§ Provided records

☆ ☆ ☆ ☆ ☆ ☆ ☆

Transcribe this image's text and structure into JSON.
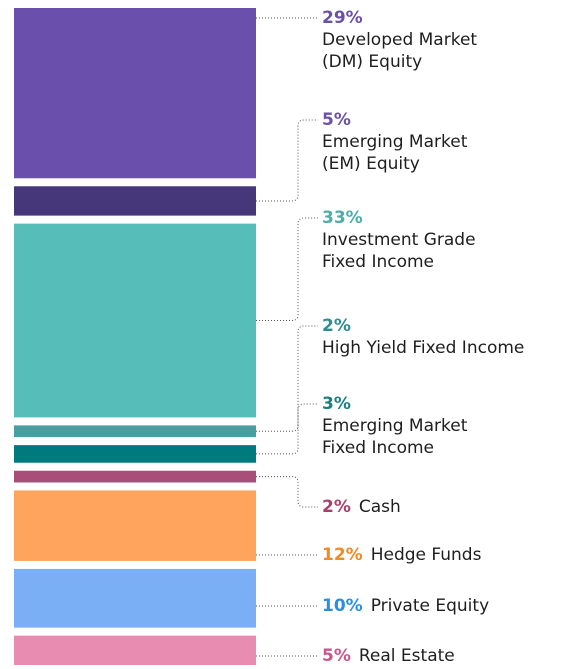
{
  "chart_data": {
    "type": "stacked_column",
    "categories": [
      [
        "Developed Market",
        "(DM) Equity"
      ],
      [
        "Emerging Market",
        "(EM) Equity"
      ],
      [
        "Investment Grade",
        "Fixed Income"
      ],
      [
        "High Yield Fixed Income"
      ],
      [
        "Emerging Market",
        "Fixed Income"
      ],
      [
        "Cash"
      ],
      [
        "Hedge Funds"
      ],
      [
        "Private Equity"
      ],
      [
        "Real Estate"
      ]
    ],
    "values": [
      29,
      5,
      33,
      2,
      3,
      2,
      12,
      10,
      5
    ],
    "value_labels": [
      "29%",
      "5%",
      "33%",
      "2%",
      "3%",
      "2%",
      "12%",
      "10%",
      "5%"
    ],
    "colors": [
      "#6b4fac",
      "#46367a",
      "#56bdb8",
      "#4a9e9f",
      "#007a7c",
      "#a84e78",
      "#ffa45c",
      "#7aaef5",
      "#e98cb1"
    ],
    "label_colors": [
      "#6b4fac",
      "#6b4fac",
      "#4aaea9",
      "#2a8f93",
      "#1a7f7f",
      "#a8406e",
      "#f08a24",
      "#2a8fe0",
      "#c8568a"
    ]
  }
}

☆ ☆ ☆ ☆ ☆ ☆ ☆

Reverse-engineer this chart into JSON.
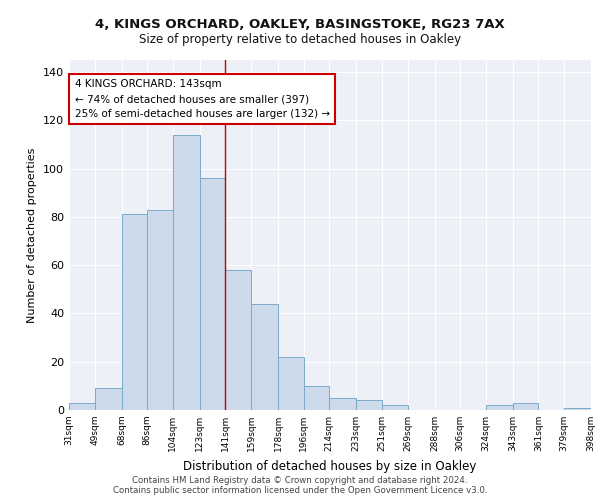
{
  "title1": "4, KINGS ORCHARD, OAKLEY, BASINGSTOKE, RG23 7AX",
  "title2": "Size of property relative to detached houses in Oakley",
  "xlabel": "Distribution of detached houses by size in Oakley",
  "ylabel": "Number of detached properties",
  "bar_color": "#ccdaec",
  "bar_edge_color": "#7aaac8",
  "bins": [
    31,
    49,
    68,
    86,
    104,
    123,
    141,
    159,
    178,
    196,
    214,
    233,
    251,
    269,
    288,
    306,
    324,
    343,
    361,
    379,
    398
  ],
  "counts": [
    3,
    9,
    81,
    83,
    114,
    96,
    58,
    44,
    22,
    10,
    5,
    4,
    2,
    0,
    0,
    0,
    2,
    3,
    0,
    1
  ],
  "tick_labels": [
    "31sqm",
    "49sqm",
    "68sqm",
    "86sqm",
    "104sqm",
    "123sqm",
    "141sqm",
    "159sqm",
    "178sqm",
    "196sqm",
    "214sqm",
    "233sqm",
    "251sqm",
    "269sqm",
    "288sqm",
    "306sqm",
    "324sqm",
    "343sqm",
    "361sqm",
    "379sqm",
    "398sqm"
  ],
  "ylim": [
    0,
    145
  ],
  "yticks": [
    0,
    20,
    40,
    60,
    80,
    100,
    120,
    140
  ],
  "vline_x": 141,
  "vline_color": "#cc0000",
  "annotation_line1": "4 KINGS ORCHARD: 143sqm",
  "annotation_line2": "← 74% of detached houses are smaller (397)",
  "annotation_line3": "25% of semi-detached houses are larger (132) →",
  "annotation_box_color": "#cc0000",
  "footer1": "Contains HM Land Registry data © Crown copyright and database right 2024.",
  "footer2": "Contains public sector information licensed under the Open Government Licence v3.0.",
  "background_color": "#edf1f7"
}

☆ ☆ ☆ ☆ ☆ ☆ ☆

§ Instruction
Return all lines with the word "ORCHARD" in them.

§ Solved problem
  "title1": "4, KINGS ORCHARD, OAKLEY, BASINGSTOKE, RG23 7AX",
  "annotation_line1": "4 KINGS ORCHARD: 143sqm",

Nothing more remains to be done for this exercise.